Set problem: Retype the material in full, keeping every word the same.

Material supplied:
====

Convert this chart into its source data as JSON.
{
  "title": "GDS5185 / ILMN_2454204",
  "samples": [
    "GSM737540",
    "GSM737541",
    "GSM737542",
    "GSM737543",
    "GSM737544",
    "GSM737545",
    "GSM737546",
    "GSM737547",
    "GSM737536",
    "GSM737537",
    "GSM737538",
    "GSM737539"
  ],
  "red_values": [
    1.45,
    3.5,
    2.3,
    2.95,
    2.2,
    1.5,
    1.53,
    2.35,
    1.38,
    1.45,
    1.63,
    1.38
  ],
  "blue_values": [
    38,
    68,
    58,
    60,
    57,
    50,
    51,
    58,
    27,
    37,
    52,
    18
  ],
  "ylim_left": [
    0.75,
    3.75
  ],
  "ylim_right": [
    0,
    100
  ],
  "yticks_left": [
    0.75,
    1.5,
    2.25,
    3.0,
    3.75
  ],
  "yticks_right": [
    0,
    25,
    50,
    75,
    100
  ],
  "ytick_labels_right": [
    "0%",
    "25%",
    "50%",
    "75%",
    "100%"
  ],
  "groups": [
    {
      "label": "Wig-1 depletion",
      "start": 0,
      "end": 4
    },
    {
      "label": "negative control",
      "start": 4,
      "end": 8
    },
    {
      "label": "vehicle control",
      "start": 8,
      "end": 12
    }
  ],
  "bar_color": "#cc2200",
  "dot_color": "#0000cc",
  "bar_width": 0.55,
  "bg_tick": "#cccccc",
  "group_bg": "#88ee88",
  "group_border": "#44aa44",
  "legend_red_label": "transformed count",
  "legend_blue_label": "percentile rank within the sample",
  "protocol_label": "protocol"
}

====

Solution to the problem:
Convert this chart into its source data as JSON.
{
  "title": "GDS5185 / ILMN_2454204",
  "samples": [
    "GSM737540",
    "GSM737541",
    "GSM737542",
    "GSM737543",
    "GSM737544",
    "GSM737545",
    "GSM737546",
    "GSM737547",
    "GSM737536",
    "GSM737537",
    "GSM737538",
    "GSM737539"
  ],
  "red_values": [
    1.45,
    3.5,
    2.3,
    2.95,
    2.2,
    1.5,
    1.53,
    2.35,
    1.38,
    1.45,
    1.63,
    1.38
  ],
  "blue_values": [
    38,
    68,
    58,
    60,
    57,
    50,
    51,
    58,
    27,
    37,
    52,
    18
  ],
  "ylim_left": [
    0.75,
    3.75
  ],
  "ylim_right": [
    0,
    100
  ],
  "yticks_left": [
    0.75,
    1.5,
    2.25,
    3.0,
    3.75
  ],
  "yticks_right": [
    0,
    25,
    50,
    75,
    100
  ],
  "ytick_labels_right": [
    "0%",
    "25%",
    "50%",
    "75%",
    "100%"
  ],
  "groups": [
    {
      "label": "Wig-1 depletion",
      "start": 0,
      "end": 4
    },
    {
      "label": "negative control",
      "start": 4,
      "end": 8
    },
    {
      "label": "vehicle control",
      "start": 8,
      "end": 12
    }
  ],
  "bar_color": "#cc2200",
  "dot_color": "#0000cc",
  "bar_width": 0.55,
  "bg_tick": "#cccccc",
  "group_bg": "#88ee88",
  "group_border": "#44aa44",
  "legend_red_label": "transformed count",
  "legend_blue_label": "percentile rank within the sample",
  "protocol_label": "protocol"
}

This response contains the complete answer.